MATERIAL PROVIDED:
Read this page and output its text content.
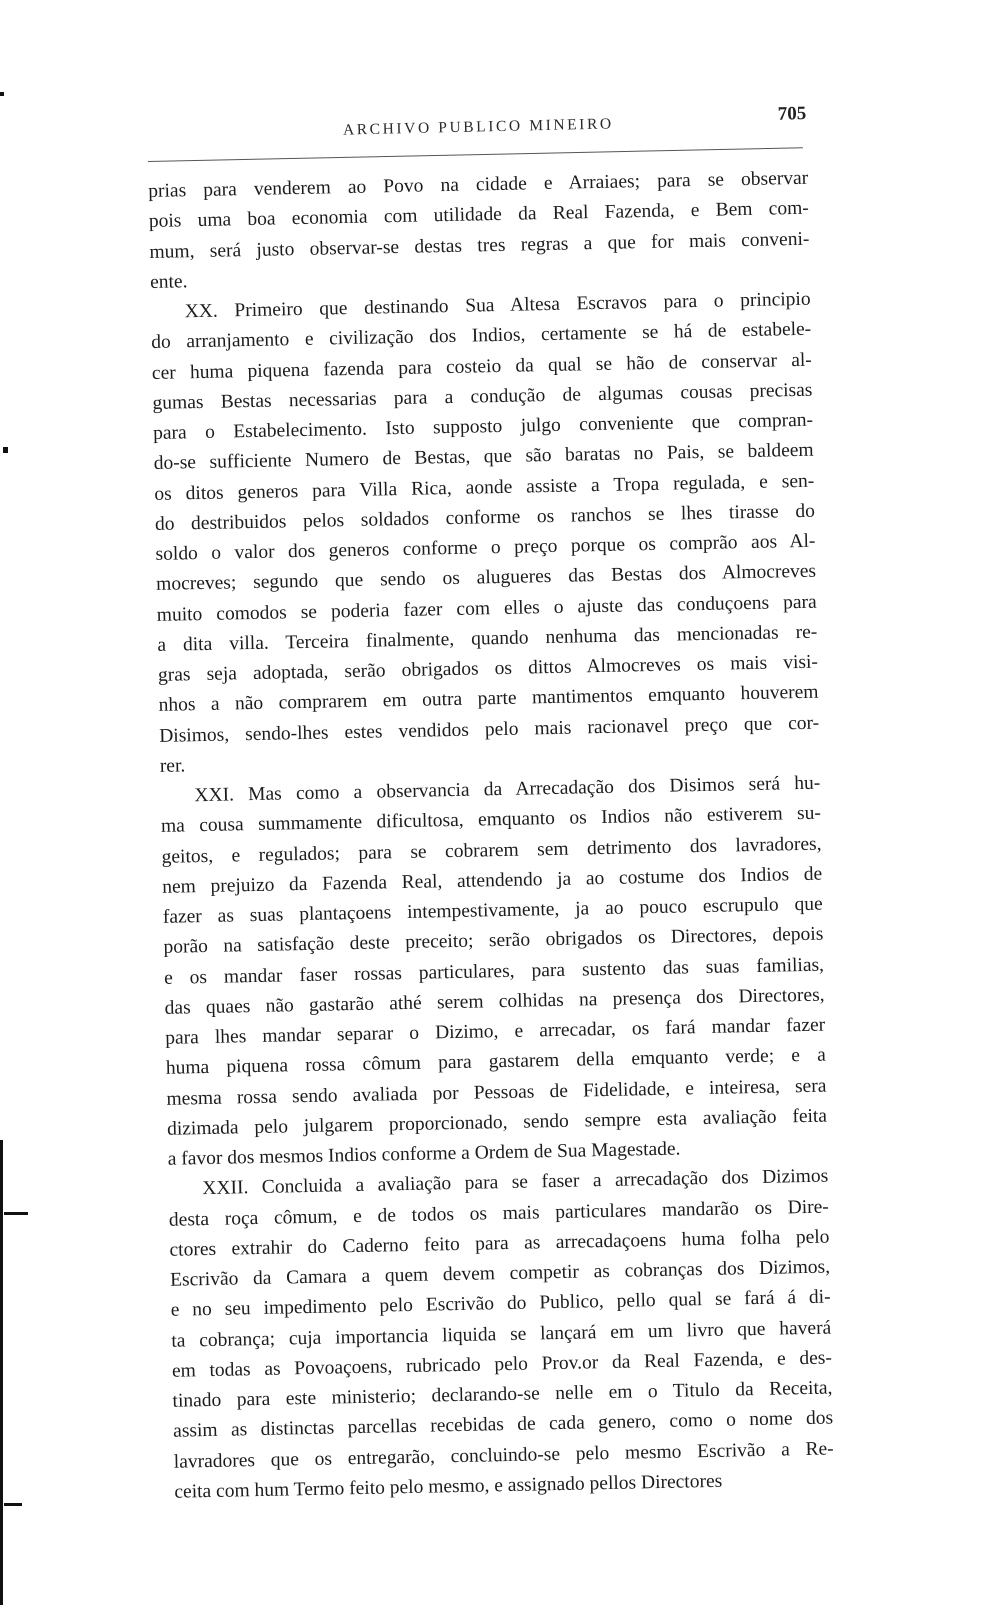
ARCHIVO PUBLICO MINEIRO
705
prias para venderem ao Povo na cidade e Arraiaes; para se observar
pois uma boa economia com utilidade da Real Fazenda, e Bem com-
mum, será justo observar-se destas tres regras a que for mais conveni-
ente.
XX. Primeiro que destinando Sua Altesa Escravos para o principio
do arranjamento e civilização dos Indios, certamente se há de estabele-
cer huma piquena fazenda para costeio da qual se hão de conservar al-
gumas Bestas necessarias para a condução de algumas cousas precisas
para o Estabelecimento. Isto supposto julgo conveniente que compran-
do-se sufficiente Numero de Bestas, que são baratas no Pais, se baldeem
os ditos generos para Villa Rica, aonde assiste a Tropa regulada, e sen-
do destribuidos pelos soldados conforme os ranchos se lhes tirasse do
soldo o valor dos generos conforme o preço porque os comprão aos Al-
mocreves; segundo que sendo os alugueres das Bestas dos Almocreves
muito comodos se poderia fazer com elles o ajuste das conduçoens para
a dita villa. Terceira finalmente, quando nenhuma das mencionadas re-
gras seja adoptada, serão obrigados os dittos Almocreves os mais visi-
nhos a não comprarem em outra parte mantimentos emquanto houverem
Disimos, sendo-lhes estes vendidos pelo mais racionavel preço que cor-
rer.
XXI. Mas como a observancia da Arrecadação dos Disimos será hu-
ma cousa summamente dificultosa, emquanto os Indios não estiverem su-
geitos, e regulados; para se cobrarem sem detrimento dos lavradores,
nem prejuizo da Fazenda Real, attendendo ja ao costume dos Indios de
fazer as suas plantaçoens intempestivamente, ja ao pouco escrupulo que
porão na satisfação deste preceito; serão obrigados os Directores, depois
e os mandar faser rossas particulares, para sustento das suas familias,
das quaes não gastarão athé serem colhidas na presença dos Directores,
para lhes mandar separar o Dizimo, e arrecadar, os fará mandar fazer
huma piquena rossa cômum para gastarem della emquanto verde; e a
mesma rossa sendo avaliada por Pessoas de Fidelidade, e inteiresa, sera
dizimada pelo julgarem proporcionado, sendo sempre esta avaliação feita
a favor dos mesmos Indios conforme a Ordem de Sua Magestade.
XXII. Concluida a avaliação para se faser a arrecadação dos Dizimos
desta roça cômum, e de todos os mais particulares mandarão os Dire-
ctores extrahir do Caderno feito para as arrecadaçoens huma folha pelo
Escrivão da Camara a quem devem competir as cobranças dos Dizimos,
e no seu impedimento pelo Escrivão do Publico, pello qual se fará á di-
ta cobrança; cuja importancia liquida se lançará em um livro que haverá
em todas as Povoaçoens, rubricado pelo Prov.or da Real Fazenda, e des-
tinado para este ministerio; declarando-se nelle em o Titulo da Receita,
assim as distinctas parcellas recebidas de cada genero, como o nome dos
lavradores que os entregarão, concluindo-se pelo mesmo Escrivão a Re-
ceita com hum Termo feito pelo mesmo, e assignado pellos Directores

WHAT YOU HAVE TO DO: Every line above should be repeated exactly; pictures stay out of the copy.

CORRECT OUTPUT:
Read this page and output its text content.
ARCHIVO PUBLICO MINEIRO
705
prias para venderem ao Povo na cidade e Arraiaes; para se observar
pois uma boa economia com utilidade da Real Fazenda, e Bem com-
mum, será justo observar-se destas tres regras a que for mais conveni-
ente.
XX. Primeiro que destinando Sua Altesa Escravos para o principio
do arranjamento e civilização dos Indios, certamente se há de estabele-
cer huma piquena fazenda para costeio da qual se hão de conservar al-
gumas Bestas necessarias para a condução de algumas cousas precisas
para o Estabelecimento. Isto supposto julgo conveniente que compran-
do-se sufficiente Numero de Bestas, que são baratas no Pais, se baldeem
os ditos generos para Villa Rica, aonde assiste a Tropa regulada, e sen-
do destribuidos pelos soldados conforme os ranchos se lhes tirasse do
soldo o valor dos generos conforme o preço porque os comprão aos Al-
mocreves; segundo que sendo os alugueres das Bestas dos Almocreves
muito comodos se poderia fazer com elles o ajuste das conduçoens para
a dita villa. Terceira finalmente, quando nenhuma das mencionadas re-
gras seja adoptada, serão obrigados os dittos Almocreves os mais visi-
nhos a não comprarem em outra parte mantimentos emquanto houverem
Disimos, sendo-lhes estes vendidos pelo mais racionavel preço que cor-
rer.
XXI. Mas como a observancia da Arrecadação dos Disimos será hu-
ma cousa summamente dificultosa, emquanto os Indios não estiverem su-
geitos, e regulados; para se cobrarem sem detrimento dos lavradores,
nem prejuizo da Fazenda Real, attendendo ja ao costume dos Indios de
fazer as suas plantaçoens intempestivamente, ja ao pouco escrupulo que
porão na satisfação deste preceito; serão obrigados os Directores, depois
e os mandar faser rossas particulares, para sustento das suas familias,
das quaes não gastarão athé serem colhidas na presença dos Directores,
para lhes mandar separar o Dizimo, e arrecadar, os fará mandar fazer
huma piquena rossa cômum para gastarem della emquanto verde; e a
mesma rossa sendo avaliada por Pessoas de Fidelidade, e inteiresa, sera
dizimada pelo julgarem proporcionado, sendo sempre esta avaliação feita
a favor dos mesmos Indios conforme a Ordem de Sua Magestade.
XXII. Concluida a avaliação para se faser a arrecadação dos Dizimos
desta roça cômum, e de todos os mais particulares mandarão os Dire-
ctores extrahir do Caderno feito para as arrecadaçoens huma folha pelo
Escrivão da Camara a quem devem competir as cobranças dos Dizimos,
e no seu impedimento pelo Escrivão do Publico, pello qual se fará á di-
ta cobrança; cuja importancia liquida se lançará em um livro que haverá
em todas as Povoaçoens, rubricado pelo Prov.or da Real Fazenda, e des-
tinado para este ministerio; declarando-se nelle em o Titulo da Receita,
assim as distinctas parcellas recebidas de cada genero, como o nome dos
lavradores que os entregarão, concluindo-se pelo mesmo Escrivão a Re-
ceita com hum Termo feito pelo mesmo, e assignado pellos Directores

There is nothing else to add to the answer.